Problem details: Rewrite the material below, swapping every "related-thumbnail" for "related-preview" and leaving all else unchanged.
===============
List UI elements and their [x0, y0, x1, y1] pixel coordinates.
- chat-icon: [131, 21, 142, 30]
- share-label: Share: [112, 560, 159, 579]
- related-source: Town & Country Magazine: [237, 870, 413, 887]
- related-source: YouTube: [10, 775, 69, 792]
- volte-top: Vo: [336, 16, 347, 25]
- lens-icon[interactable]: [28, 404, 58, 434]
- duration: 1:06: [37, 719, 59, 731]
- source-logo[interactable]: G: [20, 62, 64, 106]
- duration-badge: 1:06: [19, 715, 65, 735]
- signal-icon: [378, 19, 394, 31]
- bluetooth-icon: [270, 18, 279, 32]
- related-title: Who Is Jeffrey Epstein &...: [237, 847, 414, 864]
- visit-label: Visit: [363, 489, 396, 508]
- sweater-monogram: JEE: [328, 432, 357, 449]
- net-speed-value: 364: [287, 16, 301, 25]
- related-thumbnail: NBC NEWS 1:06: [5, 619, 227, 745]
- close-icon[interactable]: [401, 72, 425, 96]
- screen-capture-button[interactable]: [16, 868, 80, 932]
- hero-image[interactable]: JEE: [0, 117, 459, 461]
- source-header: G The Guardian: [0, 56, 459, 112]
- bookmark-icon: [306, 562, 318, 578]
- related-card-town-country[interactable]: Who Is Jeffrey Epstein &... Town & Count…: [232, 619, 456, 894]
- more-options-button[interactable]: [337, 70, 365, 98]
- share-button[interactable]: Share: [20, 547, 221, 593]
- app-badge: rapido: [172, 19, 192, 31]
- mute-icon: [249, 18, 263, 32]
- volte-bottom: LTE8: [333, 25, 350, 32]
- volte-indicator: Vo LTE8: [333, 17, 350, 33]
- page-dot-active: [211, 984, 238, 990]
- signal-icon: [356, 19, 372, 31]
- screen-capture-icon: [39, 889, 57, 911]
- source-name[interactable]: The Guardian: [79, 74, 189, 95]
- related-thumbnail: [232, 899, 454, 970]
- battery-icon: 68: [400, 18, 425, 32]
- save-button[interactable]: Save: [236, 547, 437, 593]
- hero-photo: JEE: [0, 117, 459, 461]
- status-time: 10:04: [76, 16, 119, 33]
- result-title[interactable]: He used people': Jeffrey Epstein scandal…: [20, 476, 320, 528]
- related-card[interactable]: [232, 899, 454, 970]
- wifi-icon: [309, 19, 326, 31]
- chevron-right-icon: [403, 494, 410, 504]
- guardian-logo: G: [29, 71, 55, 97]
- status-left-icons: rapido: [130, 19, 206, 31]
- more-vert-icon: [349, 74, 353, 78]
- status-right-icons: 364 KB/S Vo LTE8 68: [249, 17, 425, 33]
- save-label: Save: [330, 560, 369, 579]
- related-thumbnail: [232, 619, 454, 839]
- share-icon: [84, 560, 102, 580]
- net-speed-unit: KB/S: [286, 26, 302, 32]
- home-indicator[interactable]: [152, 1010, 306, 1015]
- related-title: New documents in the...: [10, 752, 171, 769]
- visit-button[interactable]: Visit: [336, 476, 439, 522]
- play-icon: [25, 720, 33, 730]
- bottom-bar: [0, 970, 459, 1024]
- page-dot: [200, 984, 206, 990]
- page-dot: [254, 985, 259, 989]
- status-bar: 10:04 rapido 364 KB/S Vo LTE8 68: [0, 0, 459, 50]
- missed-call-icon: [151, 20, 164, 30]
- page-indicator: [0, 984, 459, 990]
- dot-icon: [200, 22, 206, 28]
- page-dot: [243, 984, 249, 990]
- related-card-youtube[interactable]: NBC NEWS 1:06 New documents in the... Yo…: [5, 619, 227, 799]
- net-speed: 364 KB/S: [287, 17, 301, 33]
===============
Task answer:
List UI elements and their [x0, y0, x1, y1] pixel coordinates.
- chat-icon: [131, 21, 142, 30]
- share-label: Share: [112, 560, 159, 579]
- related-source: Town & Country Magazine: [237, 870, 413, 887]
- related-source: YouTube: [10, 775, 69, 792]
- volte-top: Vo: [336, 16, 347, 25]
- lens-icon[interactable]: [28, 404, 58, 434]
- duration: 1:06: [37, 719, 59, 731]
- source-logo[interactable]: G: [20, 62, 64, 106]
- duration-badge: 1:06: [19, 715, 65, 735]
- signal-icon: [378, 19, 394, 31]
- bluetooth-icon: [270, 18, 279, 32]
- related-title: Who Is Jeffrey Epstein &...: [237, 847, 414, 864]
- visit-label: Visit: [363, 489, 396, 508]
- sweater-monogram: JEE: [328, 432, 357, 449]
- net-speed-value: 364: [287, 16, 301, 25]
- related-preview: NBC NEWS 1:06: [5, 619, 227, 745]
- close-icon[interactable]: [401, 72, 425, 96]
- screen-capture-button[interactable]: [16, 868, 80, 932]
- hero-image[interactable]: JEE: [0, 117, 459, 461]
- source-header: G The Guardian: [0, 56, 459, 112]
- bookmark-icon: [306, 562, 318, 578]
- related-card-town-country[interactable]: Who Is Jeffrey Epstein &... Town & Count…: [232, 619, 456, 894]
- more-options-button[interactable]: [337, 70, 365, 98]
- share-button[interactable]: Share: [20, 547, 221, 593]
- app-badge: rapido: [172, 19, 192, 31]
- mute-icon: [249, 18, 263, 32]
- volte-bottom: LTE8: [333, 25, 350, 32]
- volte-indicator: Vo LTE8: [333, 17, 350, 33]
- page-dot-active: [211, 984, 238, 990]
- signal-icon: [356, 19, 372, 31]
- screen-capture-icon: [39, 889, 57, 911]
- source-name[interactable]: The Guardian: [79, 74, 189, 95]
- related-preview: [232, 899, 454, 970]
- battery-icon: 68: [400, 18, 425, 32]
- save-button[interactable]: Save: [236, 547, 437, 593]
- hero-photo: JEE: [0, 117, 459, 461]
- status-time: 10:04: [76, 16, 119, 33]
- result-title[interactable]: He used people': Jeffrey Epstein scandal…: [20, 476, 320, 528]
- related-card[interactable]: [232, 899, 454, 970]
- wifi-icon: [309, 19, 326, 31]
- chevron-right-icon: [403, 494, 410, 504]
- guardian-logo: G: [29, 71, 55, 97]
- status-left-icons: rapido: [130, 19, 206, 31]
- more-vert-icon: [349, 74, 353, 78]
- status-right-icons: 364 KB/S Vo LTE8 68: [249, 17, 425, 33]
- save-label: Save: [330, 560, 369, 579]
- related-preview: [232, 619, 454, 839]
- share-icon: [84, 560, 102, 580]
- net-speed-unit: KB/S: [286, 26, 302, 32]
- home-indicator[interactable]: [152, 1010, 306, 1015]
- related-title: New documents in the...: [10, 752, 171, 769]
- visit-button[interactable]: Visit: [336, 476, 439, 522]
- play-icon: [25, 720, 33, 730]
- bottom-bar: [0, 970, 459, 1024]
- page-dot: [200, 984, 206, 990]
- page-dot: [254, 985, 259, 989]
- status-bar: 10:04 rapido 364 KB/S Vo LTE8 68: [0, 0, 459, 50]
- missed-call-icon: [151, 20, 164, 30]
- page-indicator: [0, 984, 459, 990]
- dot-icon: [200, 22, 206, 28]
- page-dot: [243, 984, 249, 990]
- related-card-youtube[interactable]: NBC NEWS 1:06 New documents in the... Yo…: [5, 619, 227, 799]
- net-speed: 364 KB/S: [287, 17, 301, 33]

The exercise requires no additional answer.